→ **Qué se pide**:
Responde según el artículo sobre el COO de Uber:
1. ¿Cuánto ha crecido la plantilla de Uber en los últimos cinco años?
2. ¿En qué podcast hizo Andrew Macdonald sus declaraciones?
3. ¿Qué funciones citó Macdonald como aptas para la IA?

Mercado

El COO de Uber sugiere que la empresa tendrá menos empleados en cinco años gracias a la IA

·NeutralImpacto medio
El COO de Uber sugiere que la empresa tendrá menos empleados en cinco años gracias a la IA

Andrew Macdonald, presidente y COO de Uber, afirma que la inteligencia artificial permitirá hacer el mismo trabajo con menos personal, aunque se muestra cauto al confirmarlo. La plantilla ha crecido un 54% en los últimos cinco años.

El presidente y director de operaciones de Uber, Andrew Macdonald, ha dejado caer que la compañía de movilidad podría tener menos empleados dentro de cinco años gracias al avance de la inteligencia artificial. En una entrevista en el podcast '20VC' del venture capitalist Harry Stebbings, Macdonald dijo sentirse 'tentado a decir' que la plantilla se reducirá, aunque matizó que no lo afirma rotundamente porque la empresa también está explorando nuevas áreas de negocio que podrían requerir más personal.

Macdonald explicó que Uber tiene una 'proporción desequilibrada' de empleados en funciones que la IA puede potenciar y, eventualmente, reemplazar parcialmente. Entre ellas mencionó atención al cliente, ventas, producción de contenido y análisis de datos. 'Esas funciones se prestan bien a una primera aumentación con IA y, con el tiempo, a un reemplazo parcial', señaló. El directivo puso como ejemplo la reducción del tiempo para elaborar previsiones financieras o para el control de calidad en marketing.

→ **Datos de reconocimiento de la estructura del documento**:
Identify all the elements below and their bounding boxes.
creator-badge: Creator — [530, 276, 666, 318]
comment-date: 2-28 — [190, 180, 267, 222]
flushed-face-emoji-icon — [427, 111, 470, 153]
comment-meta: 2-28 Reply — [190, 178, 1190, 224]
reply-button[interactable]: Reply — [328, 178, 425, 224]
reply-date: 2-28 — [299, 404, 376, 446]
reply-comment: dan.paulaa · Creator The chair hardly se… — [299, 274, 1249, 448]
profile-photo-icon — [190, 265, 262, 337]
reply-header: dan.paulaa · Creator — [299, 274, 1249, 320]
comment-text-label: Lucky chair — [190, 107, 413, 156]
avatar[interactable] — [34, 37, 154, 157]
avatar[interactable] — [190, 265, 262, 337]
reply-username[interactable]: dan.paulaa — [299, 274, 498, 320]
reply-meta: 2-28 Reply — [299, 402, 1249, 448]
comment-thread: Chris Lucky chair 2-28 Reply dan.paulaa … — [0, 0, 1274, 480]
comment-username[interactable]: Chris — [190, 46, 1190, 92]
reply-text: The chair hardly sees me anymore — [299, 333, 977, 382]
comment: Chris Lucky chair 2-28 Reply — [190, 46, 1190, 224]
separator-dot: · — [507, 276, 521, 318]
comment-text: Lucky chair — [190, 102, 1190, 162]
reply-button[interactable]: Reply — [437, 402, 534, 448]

→ **Tu respuesta**:
1. Un 54%.
2. En '20VC', el podcast de Harry Stebbings.
3. Atención al cliente, ventas, producción de contenido y análisis de datos.